Task statement = Gather all lines from the material that contain "source".

☆ ☆ ☆ ☆ ☆

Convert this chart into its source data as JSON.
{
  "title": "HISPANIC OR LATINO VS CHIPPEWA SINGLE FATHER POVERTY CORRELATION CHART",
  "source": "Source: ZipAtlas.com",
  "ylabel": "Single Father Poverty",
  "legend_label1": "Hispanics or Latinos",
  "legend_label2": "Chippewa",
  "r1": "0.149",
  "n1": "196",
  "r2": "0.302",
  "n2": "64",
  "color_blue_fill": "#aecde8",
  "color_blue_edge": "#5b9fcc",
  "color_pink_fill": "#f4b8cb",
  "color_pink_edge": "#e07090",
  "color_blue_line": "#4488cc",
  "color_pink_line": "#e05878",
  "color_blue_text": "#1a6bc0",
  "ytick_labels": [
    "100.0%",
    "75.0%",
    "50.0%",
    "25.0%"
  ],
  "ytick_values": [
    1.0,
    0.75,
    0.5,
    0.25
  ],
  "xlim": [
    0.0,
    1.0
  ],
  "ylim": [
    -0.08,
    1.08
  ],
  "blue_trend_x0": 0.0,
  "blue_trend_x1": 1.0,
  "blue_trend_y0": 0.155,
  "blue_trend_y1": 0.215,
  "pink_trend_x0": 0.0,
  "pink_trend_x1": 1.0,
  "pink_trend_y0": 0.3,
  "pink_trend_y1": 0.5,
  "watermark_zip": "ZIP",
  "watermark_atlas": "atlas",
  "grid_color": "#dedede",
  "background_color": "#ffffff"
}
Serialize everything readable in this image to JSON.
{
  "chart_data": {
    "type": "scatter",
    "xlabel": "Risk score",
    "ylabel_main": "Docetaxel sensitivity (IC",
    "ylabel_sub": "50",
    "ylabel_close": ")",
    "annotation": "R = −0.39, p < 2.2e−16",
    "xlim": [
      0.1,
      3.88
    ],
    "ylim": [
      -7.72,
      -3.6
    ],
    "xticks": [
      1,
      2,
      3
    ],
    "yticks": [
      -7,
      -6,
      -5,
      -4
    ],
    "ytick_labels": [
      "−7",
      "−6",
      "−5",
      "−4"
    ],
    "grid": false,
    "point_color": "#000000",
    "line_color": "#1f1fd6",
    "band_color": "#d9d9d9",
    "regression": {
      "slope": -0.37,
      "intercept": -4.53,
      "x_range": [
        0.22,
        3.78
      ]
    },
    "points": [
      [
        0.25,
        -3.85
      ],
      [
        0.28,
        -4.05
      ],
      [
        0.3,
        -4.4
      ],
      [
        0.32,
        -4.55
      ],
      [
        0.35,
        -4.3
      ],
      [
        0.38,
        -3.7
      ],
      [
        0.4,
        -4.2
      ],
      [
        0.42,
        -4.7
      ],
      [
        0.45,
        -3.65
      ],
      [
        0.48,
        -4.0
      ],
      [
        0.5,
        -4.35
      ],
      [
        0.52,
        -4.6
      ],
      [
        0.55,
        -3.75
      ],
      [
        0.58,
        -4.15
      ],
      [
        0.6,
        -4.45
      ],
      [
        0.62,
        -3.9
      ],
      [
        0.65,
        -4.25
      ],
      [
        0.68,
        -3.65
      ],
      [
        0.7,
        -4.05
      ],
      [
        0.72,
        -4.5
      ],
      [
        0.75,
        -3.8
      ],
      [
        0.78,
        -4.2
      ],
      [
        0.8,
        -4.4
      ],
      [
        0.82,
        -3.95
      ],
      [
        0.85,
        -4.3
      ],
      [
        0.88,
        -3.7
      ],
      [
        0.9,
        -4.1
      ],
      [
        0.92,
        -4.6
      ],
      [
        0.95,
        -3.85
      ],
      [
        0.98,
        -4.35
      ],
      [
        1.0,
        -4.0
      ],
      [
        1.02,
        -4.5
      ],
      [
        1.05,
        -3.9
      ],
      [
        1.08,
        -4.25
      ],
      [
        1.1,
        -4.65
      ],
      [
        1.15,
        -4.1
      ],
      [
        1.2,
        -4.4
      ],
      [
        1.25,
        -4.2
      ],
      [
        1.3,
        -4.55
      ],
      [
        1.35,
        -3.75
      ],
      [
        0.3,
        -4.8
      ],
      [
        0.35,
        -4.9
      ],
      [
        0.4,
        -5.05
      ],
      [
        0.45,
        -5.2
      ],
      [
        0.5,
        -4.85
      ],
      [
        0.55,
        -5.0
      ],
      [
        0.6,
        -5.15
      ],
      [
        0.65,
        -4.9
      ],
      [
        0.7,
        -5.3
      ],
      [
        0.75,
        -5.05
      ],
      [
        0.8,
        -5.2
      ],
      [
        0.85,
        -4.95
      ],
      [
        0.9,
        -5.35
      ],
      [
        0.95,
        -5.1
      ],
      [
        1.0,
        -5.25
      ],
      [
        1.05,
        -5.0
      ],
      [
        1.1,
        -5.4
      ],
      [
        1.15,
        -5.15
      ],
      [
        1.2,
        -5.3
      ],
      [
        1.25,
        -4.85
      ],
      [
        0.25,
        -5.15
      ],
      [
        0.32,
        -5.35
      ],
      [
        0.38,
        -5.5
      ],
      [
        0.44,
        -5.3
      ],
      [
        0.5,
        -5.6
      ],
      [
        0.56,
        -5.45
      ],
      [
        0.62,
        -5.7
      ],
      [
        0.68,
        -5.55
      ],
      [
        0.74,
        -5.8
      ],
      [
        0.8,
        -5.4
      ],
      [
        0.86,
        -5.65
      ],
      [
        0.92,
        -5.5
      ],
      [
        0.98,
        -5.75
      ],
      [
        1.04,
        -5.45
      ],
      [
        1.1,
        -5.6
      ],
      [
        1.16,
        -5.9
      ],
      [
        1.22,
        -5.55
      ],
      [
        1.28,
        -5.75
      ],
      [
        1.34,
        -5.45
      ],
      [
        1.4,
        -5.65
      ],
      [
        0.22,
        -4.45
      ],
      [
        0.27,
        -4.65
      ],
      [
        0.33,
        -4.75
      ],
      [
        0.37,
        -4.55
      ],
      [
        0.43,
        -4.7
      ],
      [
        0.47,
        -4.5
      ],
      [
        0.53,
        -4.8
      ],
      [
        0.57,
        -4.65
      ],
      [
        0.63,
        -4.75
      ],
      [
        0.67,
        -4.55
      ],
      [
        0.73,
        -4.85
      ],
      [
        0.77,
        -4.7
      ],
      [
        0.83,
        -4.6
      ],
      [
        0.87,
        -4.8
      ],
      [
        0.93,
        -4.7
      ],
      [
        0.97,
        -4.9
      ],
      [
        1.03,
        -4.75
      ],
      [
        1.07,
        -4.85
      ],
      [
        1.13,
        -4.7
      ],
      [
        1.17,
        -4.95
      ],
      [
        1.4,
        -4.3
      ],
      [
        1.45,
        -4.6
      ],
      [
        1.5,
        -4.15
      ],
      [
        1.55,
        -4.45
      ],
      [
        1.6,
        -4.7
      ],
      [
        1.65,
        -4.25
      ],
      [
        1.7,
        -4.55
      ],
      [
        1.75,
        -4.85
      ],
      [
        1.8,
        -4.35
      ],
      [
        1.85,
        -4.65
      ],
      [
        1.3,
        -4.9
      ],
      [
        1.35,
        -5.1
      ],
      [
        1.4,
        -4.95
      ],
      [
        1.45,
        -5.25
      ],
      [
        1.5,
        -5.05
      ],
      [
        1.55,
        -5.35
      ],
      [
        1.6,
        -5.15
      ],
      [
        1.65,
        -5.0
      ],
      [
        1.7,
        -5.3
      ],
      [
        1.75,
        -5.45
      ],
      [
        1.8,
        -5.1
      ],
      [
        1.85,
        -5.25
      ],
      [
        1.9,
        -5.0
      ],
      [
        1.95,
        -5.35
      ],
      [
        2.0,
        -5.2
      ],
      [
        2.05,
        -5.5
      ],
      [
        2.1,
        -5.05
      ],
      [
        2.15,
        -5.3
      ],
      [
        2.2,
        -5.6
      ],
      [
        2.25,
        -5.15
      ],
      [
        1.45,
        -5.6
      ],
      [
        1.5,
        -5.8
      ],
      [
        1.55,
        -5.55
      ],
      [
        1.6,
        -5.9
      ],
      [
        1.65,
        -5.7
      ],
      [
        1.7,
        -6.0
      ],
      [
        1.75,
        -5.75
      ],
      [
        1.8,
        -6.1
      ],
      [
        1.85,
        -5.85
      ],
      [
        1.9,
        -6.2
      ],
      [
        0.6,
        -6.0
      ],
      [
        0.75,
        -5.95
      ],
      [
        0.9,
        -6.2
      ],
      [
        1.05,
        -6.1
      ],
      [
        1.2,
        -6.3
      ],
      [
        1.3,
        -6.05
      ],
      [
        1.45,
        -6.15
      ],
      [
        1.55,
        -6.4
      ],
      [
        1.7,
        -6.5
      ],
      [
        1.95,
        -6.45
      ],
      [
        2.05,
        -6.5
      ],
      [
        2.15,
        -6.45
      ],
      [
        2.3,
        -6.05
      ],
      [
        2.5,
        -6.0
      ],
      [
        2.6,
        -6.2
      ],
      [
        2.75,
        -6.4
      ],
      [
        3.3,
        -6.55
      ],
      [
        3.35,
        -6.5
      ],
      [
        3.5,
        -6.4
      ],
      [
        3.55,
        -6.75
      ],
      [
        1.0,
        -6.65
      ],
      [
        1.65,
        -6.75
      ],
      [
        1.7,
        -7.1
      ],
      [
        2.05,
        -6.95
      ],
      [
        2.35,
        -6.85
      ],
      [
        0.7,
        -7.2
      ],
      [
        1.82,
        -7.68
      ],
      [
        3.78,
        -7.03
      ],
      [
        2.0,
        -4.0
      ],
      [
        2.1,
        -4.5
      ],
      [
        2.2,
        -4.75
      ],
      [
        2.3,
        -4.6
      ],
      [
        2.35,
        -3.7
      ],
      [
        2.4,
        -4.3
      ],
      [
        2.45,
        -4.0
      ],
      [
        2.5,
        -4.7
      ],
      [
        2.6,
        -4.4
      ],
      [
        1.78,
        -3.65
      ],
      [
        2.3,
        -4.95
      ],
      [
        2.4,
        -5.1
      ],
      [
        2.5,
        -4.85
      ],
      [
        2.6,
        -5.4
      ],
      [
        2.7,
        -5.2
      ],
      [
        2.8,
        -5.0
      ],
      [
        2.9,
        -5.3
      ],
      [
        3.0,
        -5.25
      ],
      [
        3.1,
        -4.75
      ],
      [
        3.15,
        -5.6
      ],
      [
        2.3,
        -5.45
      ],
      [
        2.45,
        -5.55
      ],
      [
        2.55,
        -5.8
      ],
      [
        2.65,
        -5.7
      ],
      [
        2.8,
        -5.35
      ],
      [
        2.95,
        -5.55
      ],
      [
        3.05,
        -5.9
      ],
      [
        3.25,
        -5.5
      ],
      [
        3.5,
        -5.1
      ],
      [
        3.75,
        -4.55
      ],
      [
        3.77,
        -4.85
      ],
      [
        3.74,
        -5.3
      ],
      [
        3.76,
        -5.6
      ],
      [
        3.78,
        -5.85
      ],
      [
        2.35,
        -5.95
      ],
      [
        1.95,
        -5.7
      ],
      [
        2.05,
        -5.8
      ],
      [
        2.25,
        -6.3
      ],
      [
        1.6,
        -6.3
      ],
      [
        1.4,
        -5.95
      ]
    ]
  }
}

☆ ☆ ☆ ☆ ☆

Result of this task =
Convert this chart into its source data as JSON.
  "source": "Source: ZipAtlas.com",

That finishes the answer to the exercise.